### Exercise objective:
Output all the entries word for word. Omit the pictures.

### Data for the task:
■ ■ ■
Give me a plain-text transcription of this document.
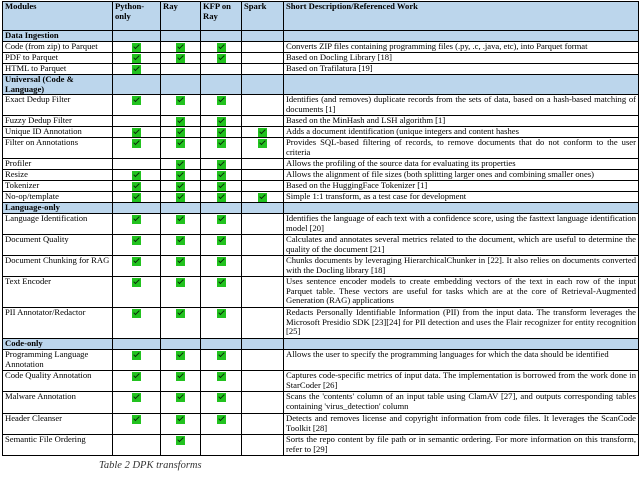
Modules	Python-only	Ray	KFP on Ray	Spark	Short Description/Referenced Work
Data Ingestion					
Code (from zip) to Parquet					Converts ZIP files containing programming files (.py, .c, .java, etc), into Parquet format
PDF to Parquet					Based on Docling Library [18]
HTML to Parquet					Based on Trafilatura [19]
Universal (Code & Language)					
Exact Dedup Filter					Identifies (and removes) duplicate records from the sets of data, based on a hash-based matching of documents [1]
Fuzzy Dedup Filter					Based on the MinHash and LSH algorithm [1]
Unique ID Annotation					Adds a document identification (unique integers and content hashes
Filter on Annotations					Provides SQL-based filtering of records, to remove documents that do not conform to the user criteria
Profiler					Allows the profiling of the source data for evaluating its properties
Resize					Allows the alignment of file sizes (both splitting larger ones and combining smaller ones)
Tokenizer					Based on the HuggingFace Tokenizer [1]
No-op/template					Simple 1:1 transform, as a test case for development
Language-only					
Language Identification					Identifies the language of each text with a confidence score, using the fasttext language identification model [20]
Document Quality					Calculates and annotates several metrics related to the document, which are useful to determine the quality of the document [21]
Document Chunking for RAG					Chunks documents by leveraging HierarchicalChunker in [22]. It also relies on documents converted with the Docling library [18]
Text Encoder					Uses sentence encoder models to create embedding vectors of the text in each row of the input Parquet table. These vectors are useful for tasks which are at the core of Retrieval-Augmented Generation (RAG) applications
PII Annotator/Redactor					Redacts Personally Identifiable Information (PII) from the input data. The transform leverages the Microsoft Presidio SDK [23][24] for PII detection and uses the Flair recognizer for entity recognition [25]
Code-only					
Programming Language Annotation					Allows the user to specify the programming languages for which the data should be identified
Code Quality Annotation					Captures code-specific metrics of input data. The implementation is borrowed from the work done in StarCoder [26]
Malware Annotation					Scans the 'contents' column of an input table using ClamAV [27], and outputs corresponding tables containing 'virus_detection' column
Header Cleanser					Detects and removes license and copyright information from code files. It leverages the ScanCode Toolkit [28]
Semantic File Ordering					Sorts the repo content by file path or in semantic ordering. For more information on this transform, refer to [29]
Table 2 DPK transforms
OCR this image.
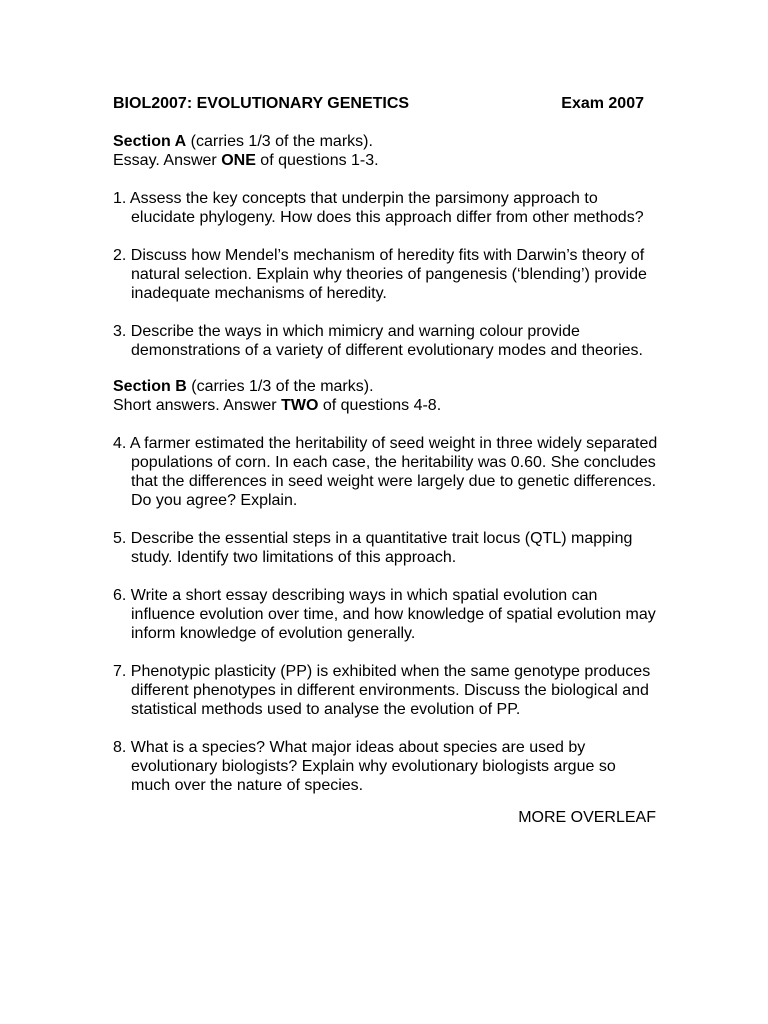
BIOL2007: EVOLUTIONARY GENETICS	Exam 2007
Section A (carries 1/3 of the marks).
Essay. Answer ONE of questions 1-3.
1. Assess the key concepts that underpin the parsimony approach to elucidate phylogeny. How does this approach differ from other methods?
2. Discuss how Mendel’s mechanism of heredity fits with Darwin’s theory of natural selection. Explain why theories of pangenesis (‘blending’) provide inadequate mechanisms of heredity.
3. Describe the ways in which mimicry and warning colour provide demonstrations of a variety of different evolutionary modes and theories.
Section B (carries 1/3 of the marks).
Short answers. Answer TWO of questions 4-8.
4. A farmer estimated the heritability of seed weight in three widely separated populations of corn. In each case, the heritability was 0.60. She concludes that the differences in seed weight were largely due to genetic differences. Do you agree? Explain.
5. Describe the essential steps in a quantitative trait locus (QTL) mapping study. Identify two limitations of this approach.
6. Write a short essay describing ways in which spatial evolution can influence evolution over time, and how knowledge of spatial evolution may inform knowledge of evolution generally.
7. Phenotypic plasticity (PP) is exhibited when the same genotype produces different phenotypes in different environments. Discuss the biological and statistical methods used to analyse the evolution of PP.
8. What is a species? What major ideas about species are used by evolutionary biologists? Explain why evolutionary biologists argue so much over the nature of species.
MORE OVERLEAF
■ ■ ■
### Result for this exercise:
Give me a plain-text transcription of this document.
Modules	Python-only	Ray	KFP on Ray	Spark	Short Description/Referenced Work
Data Ingestion					
Code (from zip) to Parquet					Converts ZIP files containing programming files (.py, .c, .java, etc), into Parquet format
PDF to Parquet					Based on Docling Library [18]
HTML to Parquet					Based on Trafilatura [19]
Universal (Code & Language)					
Exact Dedup Filter					Identifies (and removes) duplicate records from the sets of data, based on a hash-based matching of documents [1]
Fuzzy Dedup Filter					Based on the MinHash and LSH algorithm [1]
Unique ID Annotation					Adds a document identification (unique integers and content hashes
Filter on Annotations					Provides SQL-based filtering of records, to remove documents that do not conform to the user criteria
Profiler					Allows the profiling of the source data for evaluating its properties
Resize					Allows the alignment of file sizes (both splitting larger ones and combining smaller ones)
Tokenizer					Based on the HuggingFace Tokenizer [1]
No-op/template					Simple 1:1 transform, as a test case for development
Language-only					
Language Identification					Identifies the language of each text with a confidence score, using the fasttext language identification model [20]
Document Quality					Calculates and annotates several metrics related to the document, which are useful to determine the quality of the document [21]
Document Chunking for RAG					Chunks documents by leveraging HierarchicalChunker in [22]. It also relies on documents converted with the Docling library [18]
Text Encoder					Uses sentence encoder models to create embedding vectors of the text in each row of the input Parquet table. These vectors are useful for tasks which are at the core of Retrieval-Augmented Generation (RAG) applications
PII Annotator/Redactor					Redacts Personally Identifiable Information (PII) from the input data. The transform leverages the Microsoft Presidio SDK [23][24] for PII detection and uses the Flair recognizer for entity recognition [25]
Code-only					
Programming Language Annotation					Allows the user to specify the programming languages for which the data should be identified
Code Quality Annotation					Captures code-specific metrics of input data. The implementation is borrowed from the work done in StarCoder [26]
Malware Annotation					Scans the 'contents' column of an input table using ClamAV [27], and outputs corresponding tables containing 'virus_detection' column
Header Cleanser					Detects and removes license and copyright information from code files. It leverages the ScanCode Toolkit [28]
Semantic File Ordering					Sorts the repo content by file path or in semantic ordering. For more information on this transform, refer to [29]
Table 2 DPK transforms
OCR this image.
BIOL2007: EVOLUTIONARY GENETICS	Exam 2007
Section A (carries 1/3 of the marks).
Essay. Answer ONE of questions 1-3.
1. Assess the key concepts that underpin the parsimony approach to elucidate phylogeny. How does this approach differ from other methods?
2. Discuss how Mendel’s mechanism of heredity fits with Darwin’s theory of natural selection. Explain why theories of pangenesis (‘blending’) provide inadequate mechanisms of heredity.
3. Describe the ways in which mimicry and warning colour provide demonstrations of a variety of different evolutionary modes and theories.
Section B (carries 1/3 of the marks).
Short answers. Answer TWO of questions 4-8.
4. A farmer estimated the heritability of seed weight in three widely separated populations of corn. In each case, the heritability was 0.60. She concludes that the differences in seed weight were largely due to genetic differences. Do you agree? Explain.
5. Describe the essential steps in a quantitative trait locus (QTL) mapping study. Identify two limitations of this approach.
6. Write a short essay describing ways in which spatial evolution can influence evolution over time, and how knowledge of spatial evolution may inform knowledge of evolution generally.
7. Phenotypic plasticity (PP) is exhibited when the same genotype produces different phenotypes in different environments. Discuss the biological and statistical methods used to analyse the evolution of PP.
8. What is a species? What major ideas about species are used by evolutionary biologists? Explain why evolutionary biologists argue so much over the nature of species.
MORE OVERLEAF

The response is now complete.